DATA SECTION —
————————

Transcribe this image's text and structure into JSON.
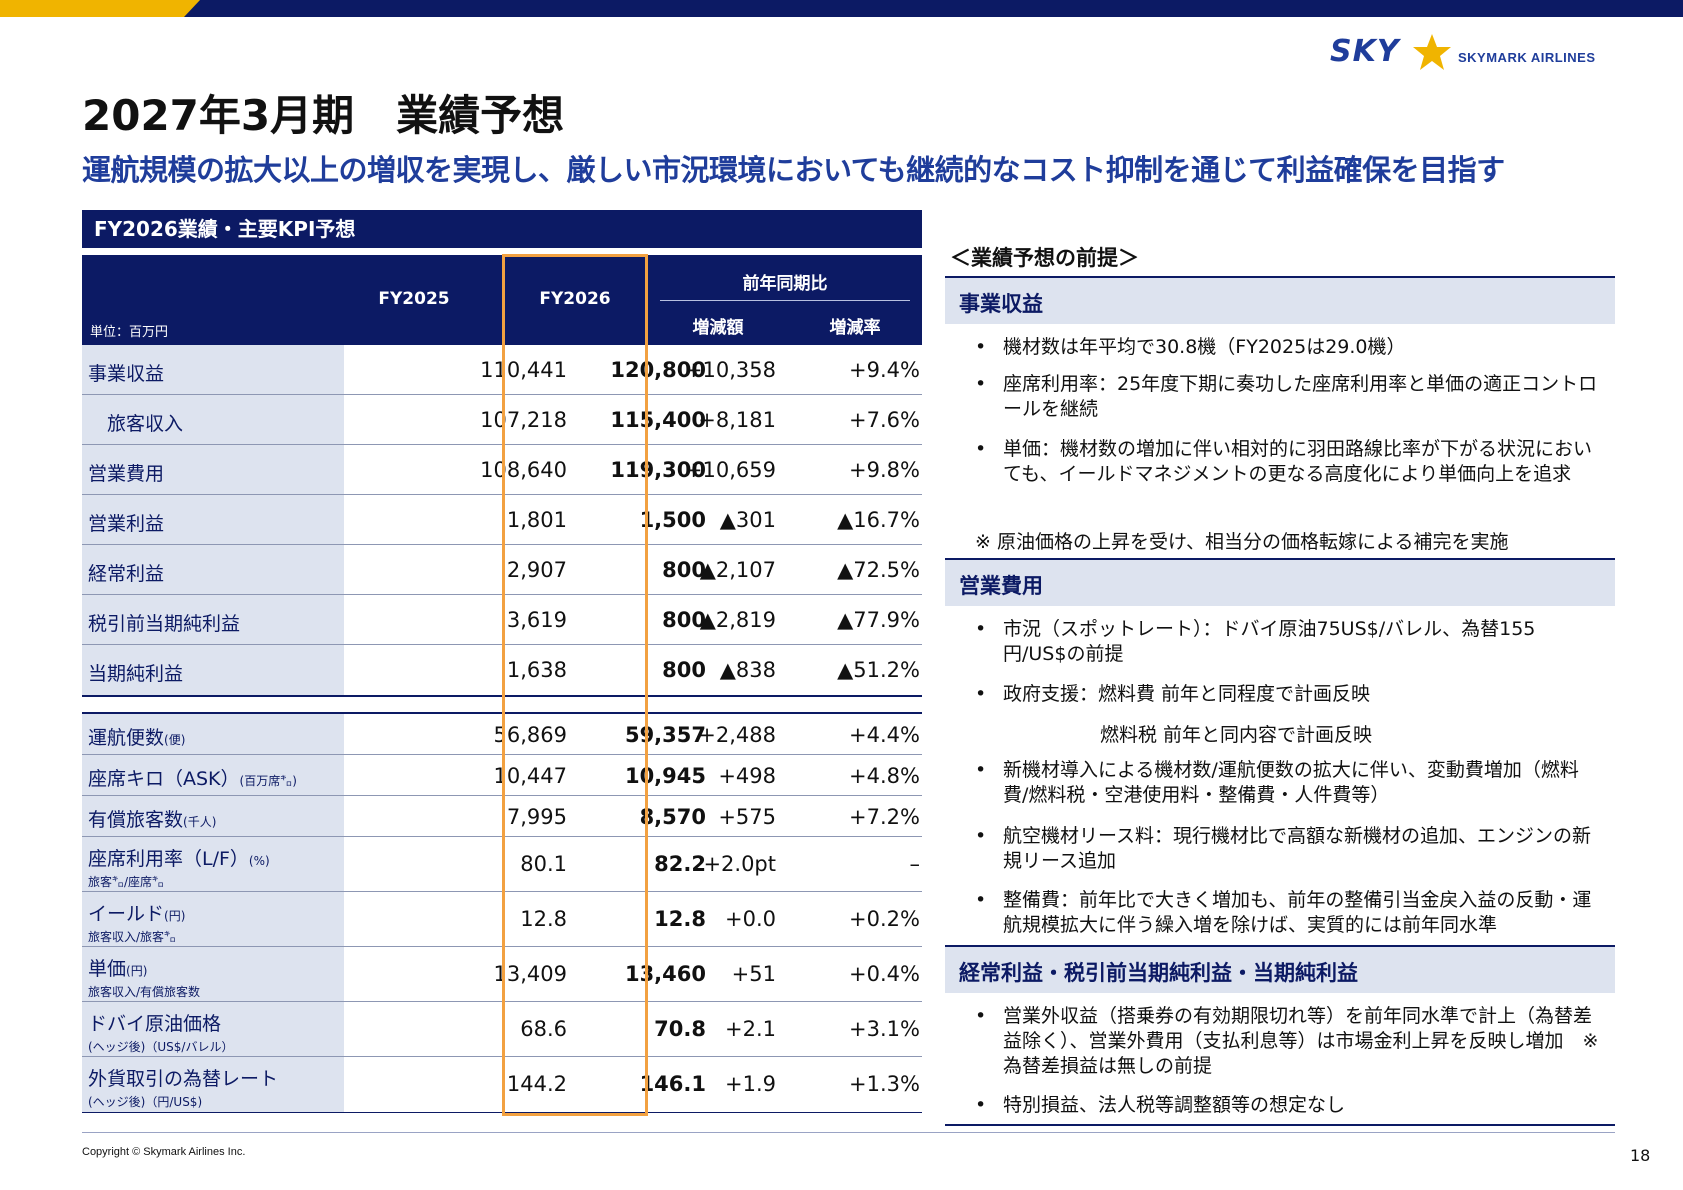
{
  "brand": {
    "sky": "SKY",
    "name": "SKYMARK AIRLINES",
    "colors": {
      "navy": "#0c1a64",
      "blue": "#1f3d9b",
      "gold": "#f0b400",
      "orange": "#f2a141"
    }
  },
  "title": "2027年3月期　業績予想",
  "subtitle": "運航規模の拡大以上の増収を実現し、厳しい市況環境においても継続的なコスト抑制を通じて利益確保を目指す",
  "table": {
    "title": "FY2026業績・主要KPI予想",
    "unit": "単位：百万円",
    "col_fy2025": "FY2025",
    "col_fy2026": "FY2026",
    "col_yoy": "前年同期比",
    "col_diff": "増減額",
    "col_rate": "増減率",
    "rows": [
      {
        "label": "事業収益",
        "fy2025": "110,441",
        "fy2026": "120,800",
        "diff": "+10,358",
        "rate": "+9.4%"
      },
      {
        "label": "　旅客収入",
        "fy2025": "107,218",
        "fy2026": "115,400",
        "diff": "+8,181",
        "rate": "+7.6%"
      },
      {
        "label": "営業費用",
        "fy2025": "108,640",
        "fy2026": "119,300",
        "diff": "+10,659",
        "rate": "+9.8%"
      },
      {
        "label": "営業利益",
        "fy2025": "1,801",
        "fy2026": "1,500",
        "diff": "▲301",
        "rate": "▲16.7%"
      },
      {
        "label": "経常利益",
        "fy2025": "2,907",
        "fy2026": "800",
        "diff": "▲2,107",
        "rate": "▲72.5%"
      },
      {
        "label": "税引前当期純利益",
        "fy2025": "3,619",
        "fy2026": "800",
        "diff": "▲2,819",
        "rate": "▲77.9%"
      },
      {
        "label": "当期純利益",
        "fy2025": "1,638",
        "fy2026": "800",
        "diff": "▲838",
        "rate": "▲51.2%"
      }
    ],
    "kpi_rows": [
      {
        "label": "運航便数",
        "unit": "(便)",
        "sub": "",
        "fy2025": "56,869",
        "fy2026": "59,357",
        "diff": "+2,488",
        "rate": "+4.4%"
      },
      {
        "label": "座席キロ（ASK）",
        "unit": "(百万席㌔)",
        "sub": "",
        "fy2025": "10,447",
        "fy2026": "10,945",
        "diff": "+498",
        "rate": "+4.8%"
      },
      {
        "label": "有償旅客数",
        "unit": "(千人)",
        "sub": "",
        "fy2025": "7,995",
        "fy2026": "8,570",
        "diff": "+575",
        "rate": "+7.2%"
      },
      {
        "label": "座席利用率（L/F）",
        "unit": "(%)",
        "sub": "旅客㌔/座席㌔",
        "fy2025": "80.1",
        "fy2026": "82.2",
        "diff": "+2.0pt",
        "rate": "–"
      },
      {
        "label": "イールド",
        "unit": "(円)",
        "sub": "旅客収入/旅客㌔",
        "fy2025": "12.8",
        "fy2026": "12.8",
        "diff": "+0.0",
        "rate": "+0.2%"
      },
      {
        "label": "単価",
        "unit": "(円)",
        "sub": "旅客収入/有償旅客数",
        "fy2025": "13,409",
        "fy2026": "13,460",
        "diff": "+51",
        "rate": "+0.4%"
      },
      {
        "label": "ドバイ原油価格",
        "unit": "",
        "sub": "(ヘッジ後)（US$/バレル）",
        "fy2025": "68.6",
        "fy2026": "70.8",
        "diff": "+2.1",
        "rate": "+3.1%"
      },
      {
        "label": "外貨取引の為替レート",
        "unit": "",
        "sub": "(ヘッジ後)（円/US$)",
        "fy2025": "144.2",
        "fy2026": "146.1",
        "diff": "+1.9",
        "rate": "+1.3%"
      }
    ]
  },
  "assumptions": {
    "heading": "＜業績予想の前提＞",
    "revenue": {
      "title": "事業収益",
      "bullets": [
        "機材数は年平均で30.8機（FY2025は29.0機）",
        "座席利用率：25年度下期に奏功した座席利用率と単価の適正コントロールを継続",
        "単価：機材数の増加に伴い相対的に羽田路線比率が下がる状況においても、イールドマネジメントの更なる高度化により単価向上を追求"
      ],
      "note": "※ 原油価格の上昇を受け、相当分の価格転嫁による補完を実施"
    },
    "expense": {
      "title": "営業費用",
      "bullets": [
        "市況（スポットレート）：ドバイ原油75US$/バレル、為替155円/US$の前提",
        "政府支援：燃料費 前年と同程度で計画反映",
        "新機材導入による機材数/運航便数の拡大に伴い、変動費増加（燃料費/燃料税・空港使用料・整備費・人件費等）",
        "航空機材リース料：現行機材比で高額な新機材の追加、エンジンの新規リース追加",
        "整備費：前年比で大きく増加も、前年の整備引当金戻入益の反動・運航規模拡大に伴う繰入増を除けば、実質的には前年同水準"
      ],
      "subline": "燃料税 前年と同内容で計画反映"
    },
    "profit": {
      "title": "経常利益・税引前当期純利益・当期純利益",
      "bullets": [
        "営業外収益（搭乗券の有効期限切れ等）を前年同水準で計上（為替差益除く）、営業外費用（支払利息等）は市場金利上昇を反映し増加　※為替差損益は無しの前提",
        "特別損益、法人税等調整額等の想定なし"
      ]
    }
  },
  "footer": {
    "copyright": "Copyright © Skymark Airlines Inc.",
    "page": "18"
  }
}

————————

Repeat each entry above word for word, leaving every picture out.

SOLUTION TO THE PROBLEM —
Transcribe this image's text and structure into JSON.
{
  "brand": {
    "sky": "SKY",
    "name": "SKYMARK AIRLINES",
    "colors": {
      "navy": "#0c1a64",
      "blue": "#1f3d9b",
      "gold": "#f0b400",
      "orange": "#f2a141"
    }
  },
  "title": "2027年3月期　業績予想",
  "subtitle": "運航規模の拡大以上の増収を実現し、厳しい市況環境においても継続的なコスト抑制を通じて利益確保を目指す",
  "table": {
    "title": "FY2026業績・主要KPI予想",
    "unit": "単位：百万円",
    "col_fy2025": "FY2025",
    "col_fy2026": "FY2026",
    "col_yoy": "前年同期比",
    "col_diff": "増減額",
    "col_rate": "増減率",
    "rows": [
      {
        "label": "事業収益",
        "fy2025": "110,441",
        "fy2026": "120,800",
        "diff": "+10,358",
        "rate": "+9.4%"
      },
      {
        "label": "　旅客収入",
        "fy2025": "107,218",
        "fy2026": "115,400",
        "diff": "+8,181",
        "rate": "+7.6%"
      },
      {
        "label": "営業費用",
        "fy2025": "108,640",
        "fy2026": "119,300",
        "diff": "+10,659",
        "rate": "+9.8%"
      },
      {
        "label": "営業利益",
        "fy2025": "1,801",
        "fy2026": "1,500",
        "diff": "▲301",
        "rate": "▲16.7%"
      },
      {
        "label": "経常利益",
        "fy2025": "2,907",
        "fy2026": "800",
        "diff": "▲2,107",
        "rate": "▲72.5%"
      },
      {
        "label": "税引前当期純利益",
        "fy2025": "3,619",
        "fy2026": "800",
        "diff": "▲2,819",
        "rate": "▲77.9%"
      },
      {
        "label": "当期純利益",
        "fy2025": "1,638",
        "fy2026": "800",
        "diff": "▲838",
        "rate": "▲51.2%"
      }
    ],
    "kpi_rows": [
      {
        "label": "運航便数",
        "unit": "(便)",
        "sub": "",
        "fy2025": "56,869",
        "fy2026": "59,357",
        "diff": "+2,488",
        "rate": "+4.4%"
      },
      {
        "label": "座席キロ（ASK）",
        "unit": "(百万席㌔)",
        "sub": "",
        "fy2025": "10,447",
        "fy2026": "10,945",
        "diff": "+498",
        "rate": "+4.8%"
      },
      {
        "label": "有償旅客数",
        "unit": "(千人)",
        "sub": "",
        "fy2025": "7,995",
        "fy2026": "8,570",
        "diff": "+575",
        "rate": "+7.2%"
      },
      {
        "label": "座席利用率（L/F）",
        "unit": "(%)",
        "sub": "旅客㌔/座席㌔",
        "fy2025": "80.1",
        "fy2026": "82.2",
        "diff": "+2.0pt",
        "rate": "–"
      },
      {
        "label": "イールド",
        "unit": "(円)",
        "sub": "旅客収入/旅客㌔",
        "fy2025": "12.8",
        "fy2026": "12.8",
        "diff": "+0.0",
        "rate": "+0.2%"
      },
      {
        "label": "単価",
        "unit": "(円)",
        "sub": "旅客収入/有償旅客数",
        "fy2025": "13,409",
        "fy2026": "13,460",
        "diff": "+51",
        "rate": "+0.4%"
      },
      {
        "label": "ドバイ原油価格",
        "unit": "",
        "sub": "(ヘッジ後)（US$/バレル）",
        "fy2025": "68.6",
        "fy2026": "70.8",
        "diff": "+2.1",
        "rate": "+3.1%"
      },
      {
        "label": "外貨取引の為替レート",
        "unit": "",
        "sub": "(ヘッジ後)（円/US$)",
        "fy2025": "144.2",
        "fy2026": "146.1",
        "diff": "+1.9",
        "rate": "+1.3%"
      }
    ]
  },
  "assumptions": {
    "heading": "＜業績予想の前提＞",
    "revenue": {
      "title": "事業収益",
      "bullets": [
        "機材数は年平均で30.8機（FY2025は29.0機）",
        "座席利用率：25年度下期に奏功した座席利用率と単価の適正コントロールを継続",
        "単価：機材数の増加に伴い相対的に羽田路線比率が下がる状況においても、イールドマネジメントの更なる高度化により単価向上を追求"
      ],
      "note": "※ 原油価格の上昇を受け、相当分の価格転嫁による補完を実施"
    },
    "expense": {
      "title": "営業費用",
      "bullets": [
        "市況（スポットレート）：ドバイ原油75US$/バレル、為替155円/US$の前提",
        "政府支援：燃料費 前年と同程度で計画反映",
        "新機材導入による機材数/運航便数の拡大に伴い、変動費増加（燃料費/燃料税・空港使用料・整備費・人件費等）",
        "航空機材リース料：現行機材比で高額な新機材の追加、エンジンの新規リース追加",
        "整備費：前年比で大きく増加も、前年の整備引当金戻入益の反動・運航規模拡大に伴う繰入増を除けば、実質的には前年同水準"
      ],
      "subline": "燃料税 前年と同内容で計画反映"
    },
    "profit": {
      "title": "経常利益・税引前当期純利益・当期純利益",
      "bullets": [
        "営業外収益（搭乗券の有効期限切れ等）を前年同水準で計上（為替差益除く）、営業外費用（支払利息等）は市場金利上昇を反映し増加　※為替差損益は無しの前提",
        "特別損益、法人税等調整額等の想定なし"
      ]
    }
  },
  "footer": {
    "copyright": "Copyright © Skymark Airlines Inc.",
    "page": "18"
  }
}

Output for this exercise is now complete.